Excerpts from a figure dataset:
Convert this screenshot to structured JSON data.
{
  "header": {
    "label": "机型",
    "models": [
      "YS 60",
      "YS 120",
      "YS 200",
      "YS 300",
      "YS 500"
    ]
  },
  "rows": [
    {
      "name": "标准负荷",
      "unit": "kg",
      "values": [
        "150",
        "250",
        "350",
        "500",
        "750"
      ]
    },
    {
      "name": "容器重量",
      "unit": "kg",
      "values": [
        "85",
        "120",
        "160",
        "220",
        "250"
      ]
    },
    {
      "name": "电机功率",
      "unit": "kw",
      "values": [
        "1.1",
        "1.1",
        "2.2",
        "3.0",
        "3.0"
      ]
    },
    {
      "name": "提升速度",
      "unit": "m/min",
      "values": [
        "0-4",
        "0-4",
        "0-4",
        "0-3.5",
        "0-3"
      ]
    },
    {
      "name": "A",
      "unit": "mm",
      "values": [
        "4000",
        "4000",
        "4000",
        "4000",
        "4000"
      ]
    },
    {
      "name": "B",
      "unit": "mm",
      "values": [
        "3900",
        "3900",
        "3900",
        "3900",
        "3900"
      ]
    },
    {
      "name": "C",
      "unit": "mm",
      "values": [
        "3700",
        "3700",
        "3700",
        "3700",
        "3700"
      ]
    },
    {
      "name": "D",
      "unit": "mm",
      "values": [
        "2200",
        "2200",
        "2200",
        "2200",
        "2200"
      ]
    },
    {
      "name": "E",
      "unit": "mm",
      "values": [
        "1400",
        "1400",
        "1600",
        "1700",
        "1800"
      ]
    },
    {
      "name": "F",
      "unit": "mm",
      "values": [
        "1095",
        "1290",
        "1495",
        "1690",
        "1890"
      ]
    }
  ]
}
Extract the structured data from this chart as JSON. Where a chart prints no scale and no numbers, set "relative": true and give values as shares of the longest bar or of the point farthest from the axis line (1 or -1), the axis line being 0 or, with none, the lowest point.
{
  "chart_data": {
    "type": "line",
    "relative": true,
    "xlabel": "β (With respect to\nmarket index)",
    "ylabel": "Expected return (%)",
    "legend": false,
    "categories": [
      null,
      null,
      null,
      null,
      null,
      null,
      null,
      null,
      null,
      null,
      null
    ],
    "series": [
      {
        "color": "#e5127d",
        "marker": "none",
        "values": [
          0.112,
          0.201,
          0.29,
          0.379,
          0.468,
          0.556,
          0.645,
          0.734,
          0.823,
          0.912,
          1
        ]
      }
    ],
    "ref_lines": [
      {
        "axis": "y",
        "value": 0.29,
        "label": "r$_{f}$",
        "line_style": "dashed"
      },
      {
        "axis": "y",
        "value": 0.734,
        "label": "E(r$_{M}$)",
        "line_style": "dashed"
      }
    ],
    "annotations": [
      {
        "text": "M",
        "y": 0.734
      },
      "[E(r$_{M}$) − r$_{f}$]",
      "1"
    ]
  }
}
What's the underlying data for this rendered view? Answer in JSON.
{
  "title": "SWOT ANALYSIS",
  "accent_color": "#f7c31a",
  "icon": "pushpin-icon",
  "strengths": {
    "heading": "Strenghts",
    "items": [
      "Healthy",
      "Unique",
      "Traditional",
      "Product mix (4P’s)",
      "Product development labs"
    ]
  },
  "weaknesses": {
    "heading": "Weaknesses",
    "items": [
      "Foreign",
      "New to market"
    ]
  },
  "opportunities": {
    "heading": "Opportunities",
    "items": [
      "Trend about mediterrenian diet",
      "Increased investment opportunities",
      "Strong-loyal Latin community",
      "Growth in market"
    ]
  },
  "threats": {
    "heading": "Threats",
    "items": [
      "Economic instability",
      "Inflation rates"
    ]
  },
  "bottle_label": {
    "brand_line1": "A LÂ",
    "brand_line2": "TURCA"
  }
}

TASK INSTRUCTIONS:
Check each line of the records for "Product" and copy the ones that contain it.

OUTPUT BELOW:
      "Product mix (4P’s)",
      "Product development labs"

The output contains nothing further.